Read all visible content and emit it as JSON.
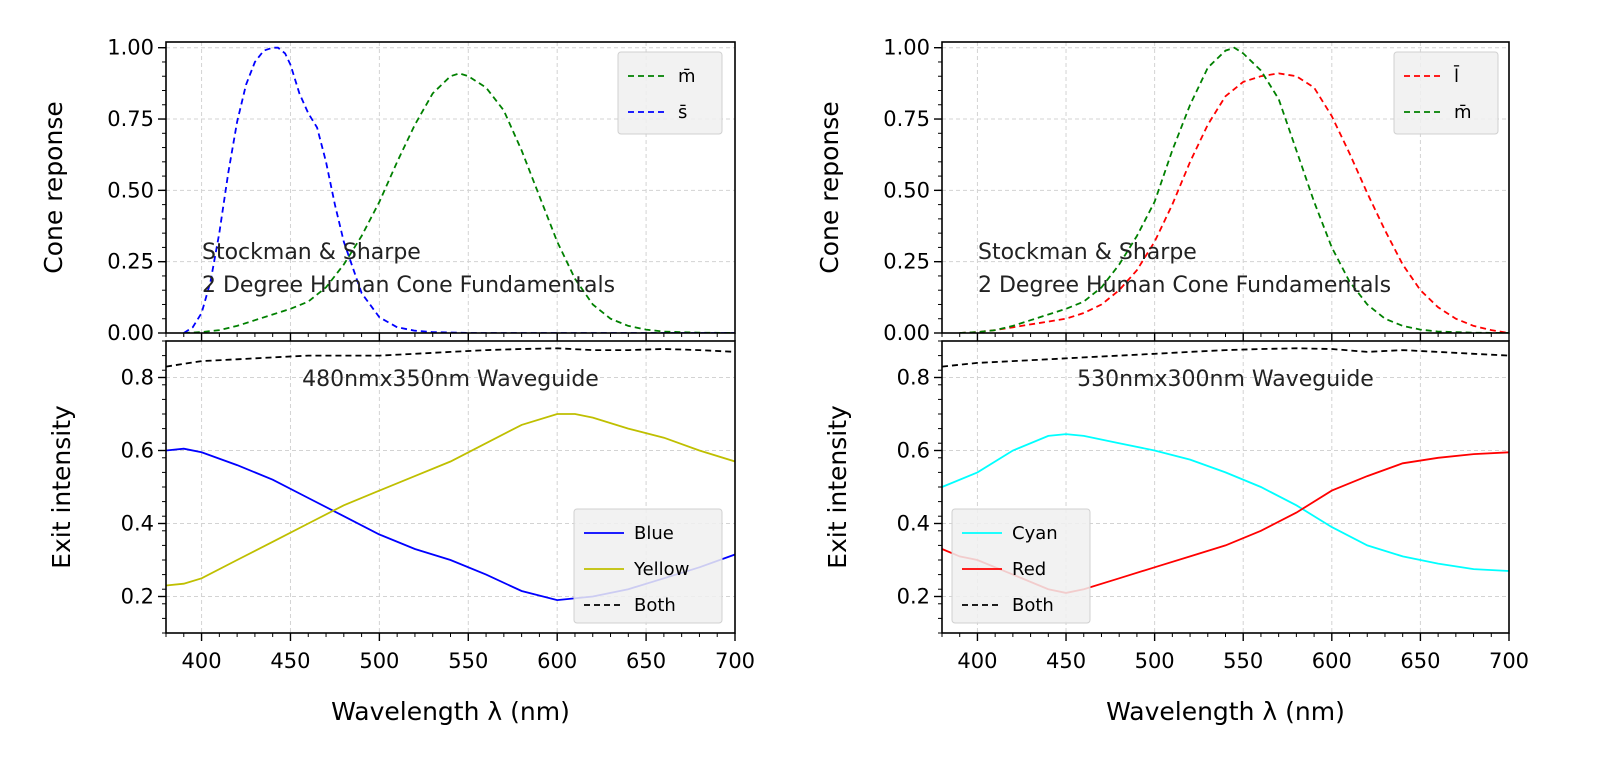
{
  "chart_data": [
    {
      "type": "line",
      "panel": "left-top",
      "annotation": [
        "Stockman & Sharpe",
        "2 Degree Human Cone Fundamentals"
      ],
      "ylabel": "Cone reponse",
      "xlim": [
        380,
        700
      ],
      "ylim": [
        0,
        1.02
      ],
      "yticks": [
        0.0,
        0.25,
        0.5,
        0.75,
        1.0
      ],
      "ytick_labels": [
        "0.00",
        "0.25",
        "0.50",
        "0.75",
        "1.00"
      ],
      "legend_position": "upper right",
      "grid": true,
      "series": [
        {
          "name": "m̄",
          "color": "#008000",
          "style": "dashed",
          "x": [
            390,
            400,
            410,
            420,
            430,
            440,
            450,
            460,
            470,
            480,
            490,
            500,
            510,
            520,
            530,
            540,
            545,
            550,
            560,
            570,
            580,
            590,
            600,
            610,
            620,
            630,
            640,
            650,
            660,
            680,
            700
          ],
          "y": [
            0.0,
            0.003,
            0.01,
            0.025,
            0.045,
            0.065,
            0.085,
            0.11,
            0.16,
            0.24,
            0.34,
            0.46,
            0.6,
            0.73,
            0.84,
            0.9,
            0.91,
            0.9,
            0.86,
            0.78,
            0.64,
            0.48,
            0.32,
            0.19,
            0.1,
            0.05,
            0.025,
            0.012,
            0.005,
            0.001,
            0.0
          ]
        },
        {
          "name": "s̄",
          "color": "#0000ff",
          "style": "dashed",
          "x": [
            390,
            395,
            400,
            405,
            410,
            415,
            420,
            425,
            430,
            435,
            440,
            443,
            447,
            450,
            455,
            460,
            465,
            470,
            475,
            480,
            490,
            500,
            510,
            520,
            530,
            550,
            600,
            700
          ],
          "y": [
            0.0,
            0.02,
            0.07,
            0.18,
            0.35,
            0.56,
            0.74,
            0.87,
            0.95,
            0.99,
            1.0,
            1.0,
            0.98,
            0.94,
            0.84,
            0.77,
            0.72,
            0.6,
            0.45,
            0.32,
            0.14,
            0.055,
            0.02,
            0.008,
            0.003,
            0.0,
            0.0,
            0.0
          ]
        }
      ]
    },
    {
      "type": "line",
      "panel": "left-bottom",
      "annotation": [
        "480nmx350nm Waveguide"
      ],
      "xlabel": "Wavelength λ (nm)",
      "ylabel": "Exit intensity",
      "xlim": [
        380,
        700
      ],
      "ylim": [
        0.1,
        0.9
      ],
      "xticks": [
        400,
        450,
        500,
        550,
        600,
        650,
        700
      ],
      "yticks": [
        0.2,
        0.4,
        0.6,
        0.8
      ],
      "ytick_labels": [
        "0.2",
        "0.4",
        "0.6",
        "0.8"
      ],
      "legend_position": "lower right",
      "grid": true,
      "series": [
        {
          "name": "Blue",
          "color": "#0000ff",
          "style": "solid",
          "x": [
            380,
            390,
            400,
            420,
            440,
            460,
            480,
            500,
            520,
            540,
            560,
            580,
            600,
            620,
            640,
            660,
            680,
            700
          ],
          "y": [
            0.6,
            0.605,
            0.595,
            0.56,
            0.52,
            0.47,
            0.42,
            0.37,
            0.33,
            0.3,
            0.26,
            0.215,
            0.19,
            0.2,
            0.22,
            0.25,
            0.28,
            0.315
          ]
        },
        {
          "name": "Yellow",
          "color": "#bfbf00",
          "style": "solid",
          "x": [
            380,
            390,
            400,
            420,
            440,
            460,
            480,
            500,
            520,
            540,
            560,
            580,
            600,
            610,
            620,
            640,
            660,
            680,
            700
          ],
          "y": [
            0.23,
            0.235,
            0.25,
            0.3,
            0.35,
            0.4,
            0.45,
            0.49,
            0.53,
            0.57,
            0.62,
            0.67,
            0.7,
            0.7,
            0.69,
            0.66,
            0.635,
            0.6,
            0.57
          ]
        },
        {
          "name": "Both",
          "color": "#000000",
          "style": "dashed",
          "x": [
            380,
            400,
            420,
            440,
            460,
            480,
            500,
            520,
            540,
            560,
            580,
            600,
            620,
            640,
            660,
            680,
            700
          ],
          "y": [
            0.83,
            0.845,
            0.85,
            0.855,
            0.86,
            0.86,
            0.86,
            0.865,
            0.87,
            0.875,
            0.878,
            0.88,
            0.875,
            0.875,
            0.878,
            0.875,
            0.87
          ]
        }
      ]
    },
    {
      "type": "line",
      "panel": "right-top",
      "annotation": [
        "Stockman & Sharpe",
        "2 Degree Human Cone Fundamentals"
      ],
      "ylabel": "Cone reponse",
      "xlim": [
        380,
        700
      ],
      "ylim": [
        0,
        1.02
      ],
      "yticks": [
        0.0,
        0.25,
        0.5,
        0.75,
        1.0
      ],
      "ytick_labels": [
        "0.00",
        "0.25",
        "0.50",
        "0.75",
        "1.00"
      ],
      "legend_position": "upper right",
      "grid": true,
      "series": [
        {
          "name": "l̄",
          "color": "#ff0000",
          "style": "dashed",
          "x": [
            390,
            400,
            410,
            420,
            430,
            440,
            450,
            460,
            470,
            480,
            490,
            500,
            510,
            520,
            530,
            540,
            550,
            560,
            570,
            580,
            590,
            600,
            610,
            620,
            630,
            640,
            650,
            660,
            670,
            680,
            690,
            700
          ],
          "y": [
            0.0,
            0.003,
            0.01,
            0.02,
            0.03,
            0.04,
            0.05,
            0.07,
            0.1,
            0.15,
            0.22,
            0.32,
            0.45,
            0.6,
            0.73,
            0.83,
            0.88,
            0.9,
            0.91,
            0.9,
            0.86,
            0.76,
            0.63,
            0.49,
            0.36,
            0.24,
            0.15,
            0.09,
            0.05,
            0.025,
            0.01,
            0.0
          ]
        },
        {
          "name": "m̄",
          "color": "#008000",
          "style": "dashed",
          "x": [
            390,
            400,
            410,
            420,
            430,
            440,
            450,
            460,
            470,
            480,
            490,
            500,
            510,
            520,
            530,
            540,
            545,
            550,
            560,
            570,
            580,
            590,
            600,
            610,
            620,
            630,
            640,
            650,
            660,
            680,
            700
          ],
          "y": [
            0.0,
            0.003,
            0.01,
            0.025,
            0.045,
            0.065,
            0.085,
            0.11,
            0.16,
            0.24,
            0.34,
            0.46,
            0.64,
            0.8,
            0.93,
            0.99,
            1.0,
            0.98,
            0.92,
            0.82,
            0.64,
            0.46,
            0.3,
            0.18,
            0.1,
            0.05,
            0.025,
            0.012,
            0.005,
            0.001,
            0.0
          ]
        }
      ]
    },
    {
      "type": "line",
      "panel": "right-bottom",
      "annotation": [
        "530nmx300nm Waveguide"
      ],
      "xlabel": "Wavelength λ (nm)",
      "ylabel": "Exit intensity",
      "xlim": [
        380,
        700
      ],
      "ylim": [
        0.1,
        0.9
      ],
      "xticks": [
        400,
        450,
        500,
        550,
        600,
        650,
        700
      ],
      "yticks": [
        0.2,
        0.4,
        0.6,
        0.8
      ],
      "ytick_labels": [
        "0.2",
        "0.4",
        "0.6",
        "0.8"
      ],
      "legend_position": "lower left",
      "grid": true,
      "series": [
        {
          "name": "Cyan",
          "color": "#00ffff",
          "style": "solid",
          "x": [
            380,
            400,
            420,
            440,
            450,
            460,
            480,
            500,
            520,
            540,
            560,
            580,
            600,
            620,
            640,
            660,
            680,
            700
          ],
          "y": [
            0.5,
            0.54,
            0.6,
            0.64,
            0.645,
            0.64,
            0.62,
            0.6,
            0.575,
            0.54,
            0.5,
            0.45,
            0.39,
            0.34,
            0.31,
            0.29,
            0.275,
            0.27
          ]
        },
        {
          "name": "Red",
          "color": "#ff0000",
          "style": "solid",
          "x": [
            380,
            390,
            400,
            420,
            440,
            450,
            460,
            480,
            500,
            520,
            540,
            560,
            580,
            600,
            620,
            640,
            660,
            680,
            700
          ],
          "y": [
            0.33,
            0.31,
            0.3,
            0.26,
            0.22,
            0.21,
            0.22,
            0.25,
            0.28,
            0.31,
            0.34,
            0.38,
            0.43,
            0.49,
            0.53,
            0.565,
            0.58,
            0.59,
            0.595
          ]
        },
        {
          "name": "Both",
          "color": "#000000",
          "style": "dashed",
          "x": [
            380,
            400,
            420,
            440,
            460,
            480,
            500,
            520,
            540,
            560,
            580,
            600,
            620,
            640,
            660,
            680,
            700
          ],
          "y": [
            0.83,
            0.84,
            0.845,
            0.85,
            0.855,
            0.86,
            0.865,
            0.87,
            0.875,
            0.878,
            0.88,
            0.878,
            0.87,
            0.875,
            0.87,
            0.865,
            0.86
          ]
        }
      ]
    }
  ],
  "shared_x": {
    "xticks": [
      400,
      450,
      500,
      550,
      600,
      650,
      700
    ],
    "xtick_labels": [
      "400",
      "450",
      "500",
      "550",
      "600",
      "650",
      "700"
    ],
    "xlabel": "Wavelength λ (nm)"
  }
}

* WRITTEN TASK *
Report the number of lines above that contain the word "lower", and only that number.

* OUTPUT BELOW *
2